→ **EXERCISE MATERIALS**:
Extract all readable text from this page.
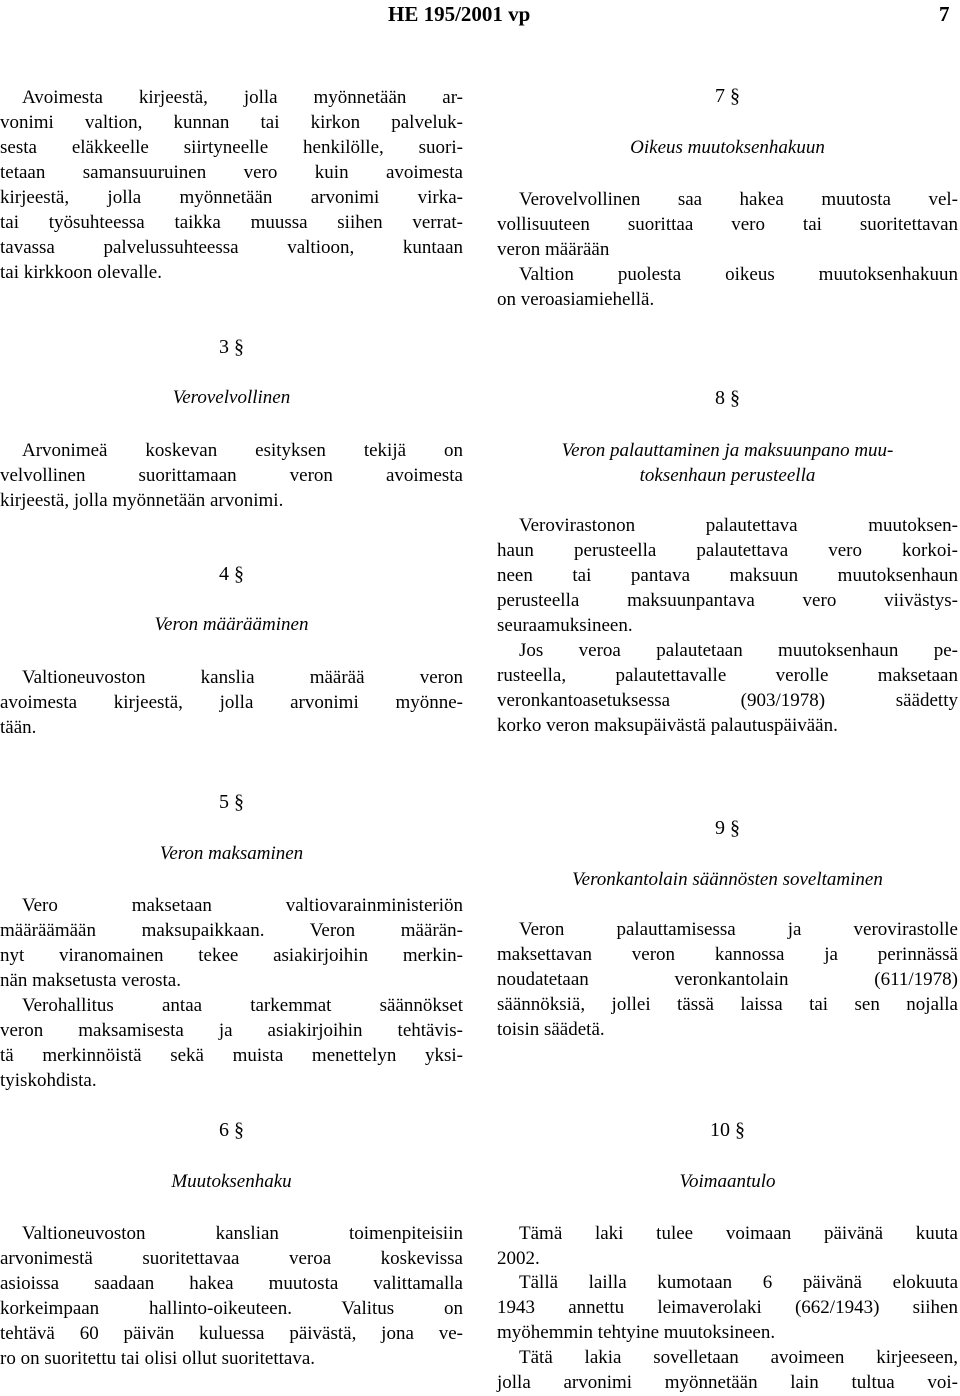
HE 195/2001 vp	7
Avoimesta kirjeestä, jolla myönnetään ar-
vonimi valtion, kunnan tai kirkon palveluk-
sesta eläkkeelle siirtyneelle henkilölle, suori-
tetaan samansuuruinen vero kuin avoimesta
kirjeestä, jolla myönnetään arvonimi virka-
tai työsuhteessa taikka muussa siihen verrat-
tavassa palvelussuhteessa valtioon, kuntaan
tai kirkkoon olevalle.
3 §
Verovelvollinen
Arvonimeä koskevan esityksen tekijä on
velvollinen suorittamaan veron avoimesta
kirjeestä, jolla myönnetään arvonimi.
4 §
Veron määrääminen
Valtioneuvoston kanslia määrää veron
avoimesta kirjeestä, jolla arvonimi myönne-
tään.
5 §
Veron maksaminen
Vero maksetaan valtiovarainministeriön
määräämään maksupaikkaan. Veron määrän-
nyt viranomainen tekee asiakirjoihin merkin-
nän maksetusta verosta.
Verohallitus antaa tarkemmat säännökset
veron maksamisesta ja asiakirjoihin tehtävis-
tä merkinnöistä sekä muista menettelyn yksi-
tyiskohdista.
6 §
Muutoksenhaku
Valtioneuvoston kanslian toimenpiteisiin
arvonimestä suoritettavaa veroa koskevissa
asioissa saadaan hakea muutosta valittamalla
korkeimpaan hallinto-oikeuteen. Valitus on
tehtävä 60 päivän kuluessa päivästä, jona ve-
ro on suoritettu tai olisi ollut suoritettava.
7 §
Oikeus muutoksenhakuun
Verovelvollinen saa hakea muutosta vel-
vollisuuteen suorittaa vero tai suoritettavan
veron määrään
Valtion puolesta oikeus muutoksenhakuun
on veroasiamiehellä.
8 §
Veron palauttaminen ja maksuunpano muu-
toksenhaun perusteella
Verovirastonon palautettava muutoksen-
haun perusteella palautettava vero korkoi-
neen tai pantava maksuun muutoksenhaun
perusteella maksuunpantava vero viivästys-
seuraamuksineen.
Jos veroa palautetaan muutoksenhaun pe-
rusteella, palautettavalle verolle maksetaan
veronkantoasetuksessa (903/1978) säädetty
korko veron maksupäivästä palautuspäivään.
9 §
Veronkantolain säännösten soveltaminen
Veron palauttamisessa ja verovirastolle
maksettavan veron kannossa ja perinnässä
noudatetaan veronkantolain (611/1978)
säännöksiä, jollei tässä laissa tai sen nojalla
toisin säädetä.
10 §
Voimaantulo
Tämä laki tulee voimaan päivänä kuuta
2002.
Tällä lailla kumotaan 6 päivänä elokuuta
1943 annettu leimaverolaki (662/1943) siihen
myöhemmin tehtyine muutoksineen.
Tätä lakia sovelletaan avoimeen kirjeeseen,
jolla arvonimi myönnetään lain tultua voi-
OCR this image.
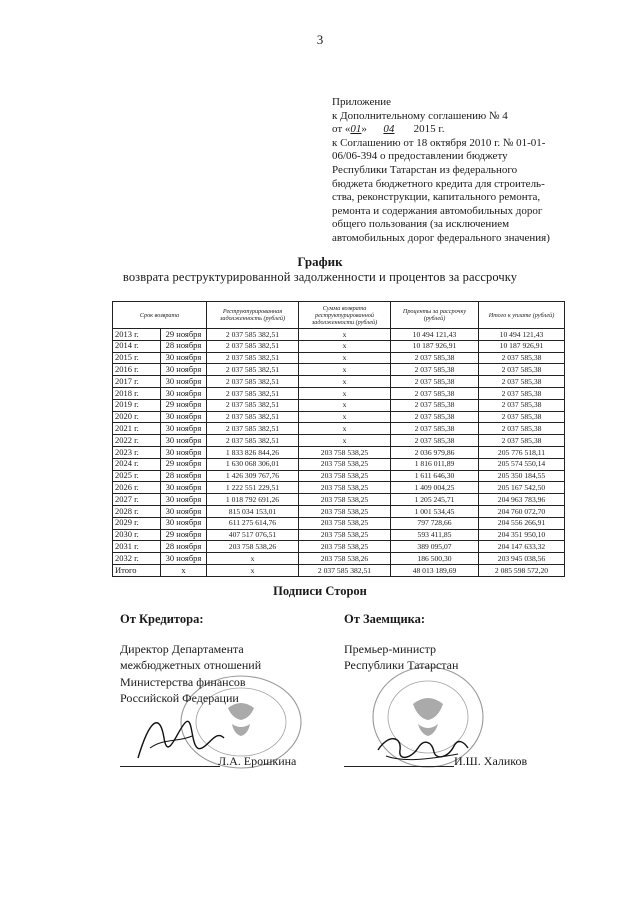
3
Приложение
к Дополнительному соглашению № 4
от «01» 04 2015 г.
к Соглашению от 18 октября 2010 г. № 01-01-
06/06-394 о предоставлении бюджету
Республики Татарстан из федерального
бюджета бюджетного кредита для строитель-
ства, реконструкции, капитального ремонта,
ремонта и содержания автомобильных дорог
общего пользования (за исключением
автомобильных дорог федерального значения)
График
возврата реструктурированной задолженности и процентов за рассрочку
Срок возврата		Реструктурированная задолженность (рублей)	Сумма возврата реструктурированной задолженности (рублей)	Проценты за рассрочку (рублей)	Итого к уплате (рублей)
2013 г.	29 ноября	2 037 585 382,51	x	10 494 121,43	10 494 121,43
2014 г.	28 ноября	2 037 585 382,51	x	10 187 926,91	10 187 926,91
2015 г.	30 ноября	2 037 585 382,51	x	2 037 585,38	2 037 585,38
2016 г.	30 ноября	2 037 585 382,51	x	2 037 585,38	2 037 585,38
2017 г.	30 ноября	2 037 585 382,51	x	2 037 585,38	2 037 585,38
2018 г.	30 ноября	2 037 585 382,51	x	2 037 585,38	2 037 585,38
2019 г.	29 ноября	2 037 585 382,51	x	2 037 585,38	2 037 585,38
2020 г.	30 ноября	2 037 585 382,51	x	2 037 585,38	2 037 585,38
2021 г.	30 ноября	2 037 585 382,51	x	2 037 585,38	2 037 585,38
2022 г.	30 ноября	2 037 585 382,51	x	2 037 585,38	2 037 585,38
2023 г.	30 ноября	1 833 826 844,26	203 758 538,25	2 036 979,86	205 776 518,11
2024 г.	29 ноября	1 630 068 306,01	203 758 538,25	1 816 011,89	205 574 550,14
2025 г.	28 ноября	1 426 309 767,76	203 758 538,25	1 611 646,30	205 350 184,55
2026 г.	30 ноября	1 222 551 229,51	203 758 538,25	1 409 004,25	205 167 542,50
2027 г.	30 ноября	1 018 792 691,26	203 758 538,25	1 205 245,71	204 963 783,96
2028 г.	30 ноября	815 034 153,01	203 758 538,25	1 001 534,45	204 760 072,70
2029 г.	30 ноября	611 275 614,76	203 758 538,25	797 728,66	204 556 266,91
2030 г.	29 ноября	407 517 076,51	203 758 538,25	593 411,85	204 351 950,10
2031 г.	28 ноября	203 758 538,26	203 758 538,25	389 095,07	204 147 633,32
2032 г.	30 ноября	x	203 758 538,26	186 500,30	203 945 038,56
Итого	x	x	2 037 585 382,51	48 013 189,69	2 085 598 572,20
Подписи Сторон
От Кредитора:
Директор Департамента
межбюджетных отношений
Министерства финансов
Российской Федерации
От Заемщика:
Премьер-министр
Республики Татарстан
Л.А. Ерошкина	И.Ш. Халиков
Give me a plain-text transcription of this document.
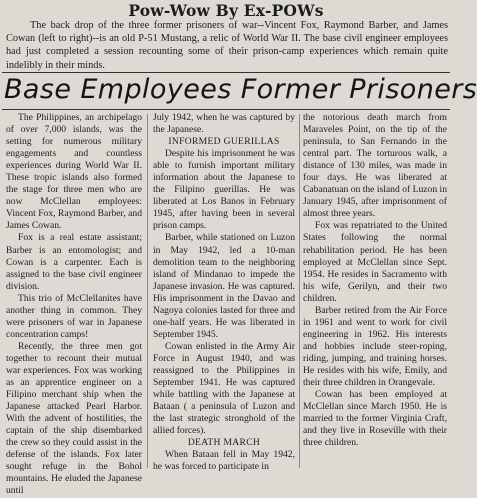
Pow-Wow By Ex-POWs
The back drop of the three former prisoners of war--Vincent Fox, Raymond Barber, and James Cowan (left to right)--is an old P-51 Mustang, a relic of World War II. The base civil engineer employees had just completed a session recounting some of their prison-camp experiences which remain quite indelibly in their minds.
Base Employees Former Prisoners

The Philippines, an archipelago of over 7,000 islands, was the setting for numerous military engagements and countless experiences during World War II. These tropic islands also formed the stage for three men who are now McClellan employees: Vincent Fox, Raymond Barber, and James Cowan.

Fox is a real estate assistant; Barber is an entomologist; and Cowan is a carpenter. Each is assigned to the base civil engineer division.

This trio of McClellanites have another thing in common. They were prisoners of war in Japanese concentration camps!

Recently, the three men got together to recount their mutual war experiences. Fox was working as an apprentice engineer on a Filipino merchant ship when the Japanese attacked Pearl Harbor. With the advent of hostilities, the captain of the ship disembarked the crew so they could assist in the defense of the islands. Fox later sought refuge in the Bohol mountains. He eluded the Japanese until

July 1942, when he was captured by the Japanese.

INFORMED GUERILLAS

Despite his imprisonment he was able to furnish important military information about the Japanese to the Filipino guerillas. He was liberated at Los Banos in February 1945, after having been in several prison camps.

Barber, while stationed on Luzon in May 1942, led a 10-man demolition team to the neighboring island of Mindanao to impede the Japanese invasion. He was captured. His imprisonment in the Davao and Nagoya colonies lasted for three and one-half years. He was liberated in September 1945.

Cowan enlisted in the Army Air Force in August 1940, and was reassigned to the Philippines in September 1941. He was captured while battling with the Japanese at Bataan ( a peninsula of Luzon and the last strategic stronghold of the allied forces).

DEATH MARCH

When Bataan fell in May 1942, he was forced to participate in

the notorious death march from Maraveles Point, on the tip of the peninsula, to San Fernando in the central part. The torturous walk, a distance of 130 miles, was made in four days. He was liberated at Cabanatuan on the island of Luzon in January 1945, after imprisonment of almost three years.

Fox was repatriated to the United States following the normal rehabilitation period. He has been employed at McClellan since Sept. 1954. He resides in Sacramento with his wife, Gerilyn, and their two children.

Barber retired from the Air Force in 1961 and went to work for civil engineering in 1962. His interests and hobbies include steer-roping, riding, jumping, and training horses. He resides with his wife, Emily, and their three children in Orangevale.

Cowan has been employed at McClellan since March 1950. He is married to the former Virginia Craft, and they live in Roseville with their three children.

→ **WHAT TO PRODUCE**:
Among the entries, how many lines include the word "asiakirjoihin"? Answer with a single number and nothing further.

→ **PROBLEM SOLUTION**:
2